**EXERCISE GOAL**
Copy out, from the entries below, each line holding the string "over".

***** GIVEN DATA

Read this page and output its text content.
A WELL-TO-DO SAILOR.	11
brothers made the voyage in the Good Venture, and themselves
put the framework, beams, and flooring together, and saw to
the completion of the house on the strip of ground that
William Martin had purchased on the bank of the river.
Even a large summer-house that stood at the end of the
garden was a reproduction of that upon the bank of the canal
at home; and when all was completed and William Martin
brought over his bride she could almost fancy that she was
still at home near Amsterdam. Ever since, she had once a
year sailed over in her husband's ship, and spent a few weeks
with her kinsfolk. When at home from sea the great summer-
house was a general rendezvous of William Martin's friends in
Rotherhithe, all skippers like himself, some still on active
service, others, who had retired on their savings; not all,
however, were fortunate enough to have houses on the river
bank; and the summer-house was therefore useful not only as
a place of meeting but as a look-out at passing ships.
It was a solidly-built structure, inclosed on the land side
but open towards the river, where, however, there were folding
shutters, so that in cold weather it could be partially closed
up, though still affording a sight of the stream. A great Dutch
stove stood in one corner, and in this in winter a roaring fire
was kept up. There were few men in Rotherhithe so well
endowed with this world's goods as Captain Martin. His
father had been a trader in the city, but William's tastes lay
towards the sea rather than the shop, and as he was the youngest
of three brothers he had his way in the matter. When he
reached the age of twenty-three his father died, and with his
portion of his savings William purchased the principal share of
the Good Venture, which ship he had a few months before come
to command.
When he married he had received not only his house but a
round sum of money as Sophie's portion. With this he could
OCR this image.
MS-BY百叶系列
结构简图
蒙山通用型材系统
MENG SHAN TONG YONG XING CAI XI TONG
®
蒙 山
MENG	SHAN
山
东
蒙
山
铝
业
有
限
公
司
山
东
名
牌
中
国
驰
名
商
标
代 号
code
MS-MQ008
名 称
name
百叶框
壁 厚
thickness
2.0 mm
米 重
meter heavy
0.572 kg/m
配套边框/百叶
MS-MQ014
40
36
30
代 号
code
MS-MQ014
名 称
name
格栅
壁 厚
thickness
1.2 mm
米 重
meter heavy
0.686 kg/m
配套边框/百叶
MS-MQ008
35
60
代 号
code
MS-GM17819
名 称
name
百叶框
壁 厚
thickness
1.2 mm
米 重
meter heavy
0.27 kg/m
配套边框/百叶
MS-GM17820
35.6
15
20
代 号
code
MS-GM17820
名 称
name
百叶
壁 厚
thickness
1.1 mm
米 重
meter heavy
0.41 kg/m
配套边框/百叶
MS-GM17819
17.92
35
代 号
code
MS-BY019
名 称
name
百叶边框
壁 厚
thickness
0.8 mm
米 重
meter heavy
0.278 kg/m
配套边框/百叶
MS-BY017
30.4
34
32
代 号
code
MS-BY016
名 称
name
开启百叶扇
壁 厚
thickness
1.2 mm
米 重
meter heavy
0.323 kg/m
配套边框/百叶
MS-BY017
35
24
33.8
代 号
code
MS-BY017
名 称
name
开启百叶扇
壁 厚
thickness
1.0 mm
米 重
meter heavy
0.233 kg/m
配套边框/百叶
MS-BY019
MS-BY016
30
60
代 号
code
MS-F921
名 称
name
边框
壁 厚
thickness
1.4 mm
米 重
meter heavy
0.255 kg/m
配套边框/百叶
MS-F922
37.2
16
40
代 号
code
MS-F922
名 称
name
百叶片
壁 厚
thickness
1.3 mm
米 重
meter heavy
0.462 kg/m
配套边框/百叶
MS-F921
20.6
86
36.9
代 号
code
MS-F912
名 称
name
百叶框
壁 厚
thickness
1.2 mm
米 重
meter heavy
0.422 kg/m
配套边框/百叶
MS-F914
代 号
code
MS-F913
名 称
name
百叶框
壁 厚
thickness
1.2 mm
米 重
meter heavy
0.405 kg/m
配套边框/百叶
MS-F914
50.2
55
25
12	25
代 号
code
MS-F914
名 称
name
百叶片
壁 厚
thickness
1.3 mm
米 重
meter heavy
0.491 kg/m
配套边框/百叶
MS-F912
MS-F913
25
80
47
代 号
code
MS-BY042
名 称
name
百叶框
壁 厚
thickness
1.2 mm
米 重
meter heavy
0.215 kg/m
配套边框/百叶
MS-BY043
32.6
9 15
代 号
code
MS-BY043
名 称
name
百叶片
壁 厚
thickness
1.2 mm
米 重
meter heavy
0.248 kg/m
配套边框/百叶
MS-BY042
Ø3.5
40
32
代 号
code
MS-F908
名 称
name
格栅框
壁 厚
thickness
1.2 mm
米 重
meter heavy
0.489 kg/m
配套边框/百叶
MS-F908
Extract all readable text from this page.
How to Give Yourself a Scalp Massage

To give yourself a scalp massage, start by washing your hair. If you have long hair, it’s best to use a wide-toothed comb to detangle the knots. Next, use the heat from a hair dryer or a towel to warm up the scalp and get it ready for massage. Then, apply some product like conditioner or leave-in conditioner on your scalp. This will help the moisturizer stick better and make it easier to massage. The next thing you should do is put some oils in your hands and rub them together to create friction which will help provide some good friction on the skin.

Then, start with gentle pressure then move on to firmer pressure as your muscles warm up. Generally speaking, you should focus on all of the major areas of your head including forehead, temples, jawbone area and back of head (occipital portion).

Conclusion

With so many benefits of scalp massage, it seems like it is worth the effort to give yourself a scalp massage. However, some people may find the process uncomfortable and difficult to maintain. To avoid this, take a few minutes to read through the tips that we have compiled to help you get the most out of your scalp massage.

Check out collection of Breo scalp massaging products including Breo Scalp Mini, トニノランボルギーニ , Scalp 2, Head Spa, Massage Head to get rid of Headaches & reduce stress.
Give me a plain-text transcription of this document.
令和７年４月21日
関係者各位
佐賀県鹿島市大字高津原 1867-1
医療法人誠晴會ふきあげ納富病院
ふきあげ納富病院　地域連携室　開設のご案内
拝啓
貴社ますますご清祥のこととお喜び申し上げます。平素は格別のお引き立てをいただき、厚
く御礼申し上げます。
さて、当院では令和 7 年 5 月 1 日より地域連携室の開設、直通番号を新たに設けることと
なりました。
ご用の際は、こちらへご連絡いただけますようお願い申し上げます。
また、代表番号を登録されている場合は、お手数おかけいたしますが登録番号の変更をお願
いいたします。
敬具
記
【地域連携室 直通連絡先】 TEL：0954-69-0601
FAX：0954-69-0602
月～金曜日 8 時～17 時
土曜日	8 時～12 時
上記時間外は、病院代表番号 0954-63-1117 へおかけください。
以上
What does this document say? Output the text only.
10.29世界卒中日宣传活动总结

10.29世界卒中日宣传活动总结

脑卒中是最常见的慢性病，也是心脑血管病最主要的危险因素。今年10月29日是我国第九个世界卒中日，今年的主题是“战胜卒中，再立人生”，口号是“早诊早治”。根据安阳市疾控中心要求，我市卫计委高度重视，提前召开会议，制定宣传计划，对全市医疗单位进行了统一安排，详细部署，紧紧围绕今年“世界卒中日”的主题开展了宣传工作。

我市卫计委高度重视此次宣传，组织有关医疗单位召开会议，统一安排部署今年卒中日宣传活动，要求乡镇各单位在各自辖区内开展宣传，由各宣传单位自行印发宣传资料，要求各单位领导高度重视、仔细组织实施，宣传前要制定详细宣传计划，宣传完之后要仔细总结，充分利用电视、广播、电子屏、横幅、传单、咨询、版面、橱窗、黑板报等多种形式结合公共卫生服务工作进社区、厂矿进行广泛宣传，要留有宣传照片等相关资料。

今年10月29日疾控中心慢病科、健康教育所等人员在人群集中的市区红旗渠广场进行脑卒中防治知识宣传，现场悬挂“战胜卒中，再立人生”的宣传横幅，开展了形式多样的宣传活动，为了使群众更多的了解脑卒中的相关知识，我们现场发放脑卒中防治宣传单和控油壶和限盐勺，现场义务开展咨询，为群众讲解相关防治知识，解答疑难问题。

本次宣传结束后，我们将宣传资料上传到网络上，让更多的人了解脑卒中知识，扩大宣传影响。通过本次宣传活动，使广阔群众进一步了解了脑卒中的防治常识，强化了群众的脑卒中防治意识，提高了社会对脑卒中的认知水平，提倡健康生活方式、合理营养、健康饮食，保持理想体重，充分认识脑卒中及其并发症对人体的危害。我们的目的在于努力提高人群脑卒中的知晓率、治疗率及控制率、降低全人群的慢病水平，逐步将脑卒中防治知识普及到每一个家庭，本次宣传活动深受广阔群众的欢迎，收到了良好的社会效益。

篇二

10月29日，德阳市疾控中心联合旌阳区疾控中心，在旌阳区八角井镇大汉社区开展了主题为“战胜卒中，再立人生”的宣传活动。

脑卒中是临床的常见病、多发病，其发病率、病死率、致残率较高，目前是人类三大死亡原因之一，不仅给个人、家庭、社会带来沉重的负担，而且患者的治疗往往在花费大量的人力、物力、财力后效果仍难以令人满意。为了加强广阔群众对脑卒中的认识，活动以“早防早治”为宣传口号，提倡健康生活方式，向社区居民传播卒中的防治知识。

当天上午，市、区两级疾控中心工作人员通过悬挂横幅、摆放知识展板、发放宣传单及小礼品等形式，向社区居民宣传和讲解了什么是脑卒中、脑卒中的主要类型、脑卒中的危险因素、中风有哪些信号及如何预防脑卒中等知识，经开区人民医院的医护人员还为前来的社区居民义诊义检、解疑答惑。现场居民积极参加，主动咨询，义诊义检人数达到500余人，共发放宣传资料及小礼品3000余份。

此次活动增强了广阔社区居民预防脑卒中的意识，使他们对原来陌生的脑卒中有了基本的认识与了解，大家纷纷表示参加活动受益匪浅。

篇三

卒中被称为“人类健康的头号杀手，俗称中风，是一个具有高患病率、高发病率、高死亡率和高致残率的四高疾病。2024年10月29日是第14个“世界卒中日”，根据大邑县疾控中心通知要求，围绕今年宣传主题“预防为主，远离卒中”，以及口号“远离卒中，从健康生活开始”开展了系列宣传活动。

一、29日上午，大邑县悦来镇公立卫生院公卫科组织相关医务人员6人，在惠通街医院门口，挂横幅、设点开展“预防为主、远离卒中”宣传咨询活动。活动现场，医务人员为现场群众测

**********

**EXERCISE OUTPUT**
brought over his bride she could almost fancy that she was
year sailed over in her husband's ship, and spent a few weeks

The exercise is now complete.